[RECORDS TO PROCESS]
= = = =
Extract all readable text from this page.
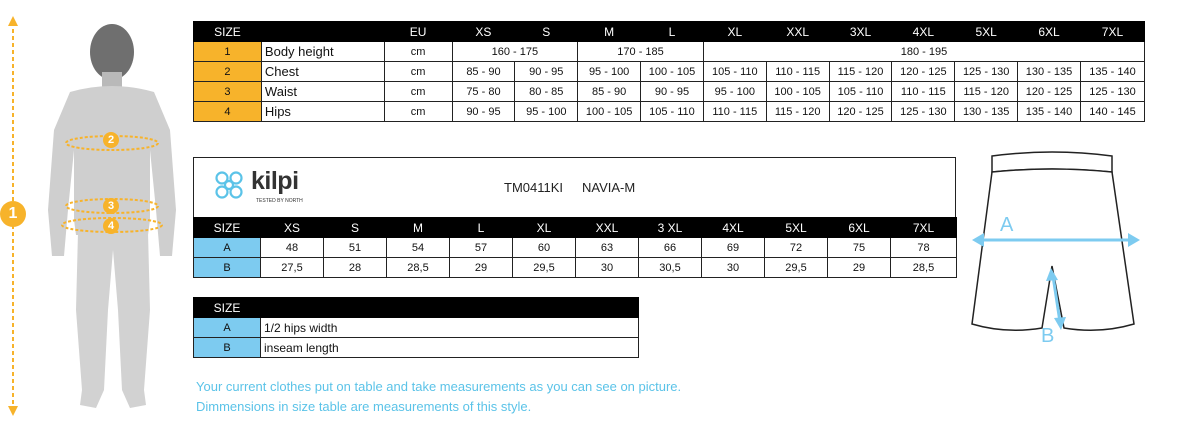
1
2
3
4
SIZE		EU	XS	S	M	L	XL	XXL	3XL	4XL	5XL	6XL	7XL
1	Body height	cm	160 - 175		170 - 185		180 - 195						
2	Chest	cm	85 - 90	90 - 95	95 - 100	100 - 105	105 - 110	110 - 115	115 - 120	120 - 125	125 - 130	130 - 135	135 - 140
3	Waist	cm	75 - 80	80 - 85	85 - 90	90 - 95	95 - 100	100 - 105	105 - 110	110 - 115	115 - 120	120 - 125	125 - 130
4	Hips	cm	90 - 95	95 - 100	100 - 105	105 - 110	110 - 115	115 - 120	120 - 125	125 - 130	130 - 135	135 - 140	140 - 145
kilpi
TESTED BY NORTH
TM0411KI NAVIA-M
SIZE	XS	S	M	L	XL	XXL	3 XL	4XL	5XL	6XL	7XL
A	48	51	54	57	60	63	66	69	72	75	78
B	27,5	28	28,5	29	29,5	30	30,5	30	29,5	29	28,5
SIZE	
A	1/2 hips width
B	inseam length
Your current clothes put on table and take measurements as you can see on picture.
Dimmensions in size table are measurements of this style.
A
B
= = = =
[WHAT YOU WILL DO]
Take the listing above and restate it word for word, without its pictures.

[WRITTEN SOLUTION]
Extract all readable text from this page.
1
2
3
4
SIZE		EU	XS	S	M	L	XL	XXL	3XL	4XL	5XL	6XL	7XL
1	Body height	cm	160 - 175		170 - 185		180 - 195						
2	Chest	cm	85 - 90	90 - 95	95 - 100	100 - 105	105 - 110	110 - 115	115 - 120	120 - 125	125 - 130	130 - 135	135 - 140
3	Waist	cm	75 - 80	80 - 85	85 - 90	90 - 95	95 - 100	100 - 105	105 - 110	110 - 115	115 - 120	120 - 125	125 - 130
4	Hips	cm	90 - 95	95 - 100	100 - 105	105 - 110	110 - 115	115 - 120	120 - 125	125 - 130	130 - 135	135 - 140	140 - 145
kilpi
TESTED BY NORTH
TM0411KI NAVIA-M
SIZE	XS	S	M	L	XL	XXL	3 XL	4XL	5XL	6XL	7XL
A	48	51	54	57	60	63	66	69	72	75	78
B	27,5	28	28,5	29	29,5	30	30,5	30	29,5	29	28,5
SIZE	
A	1/2 hips width
B	inseam length
Your current clothes put on table and take measurements as you can see on picture.
Dimmensions in size table are measurements of this style.
A
B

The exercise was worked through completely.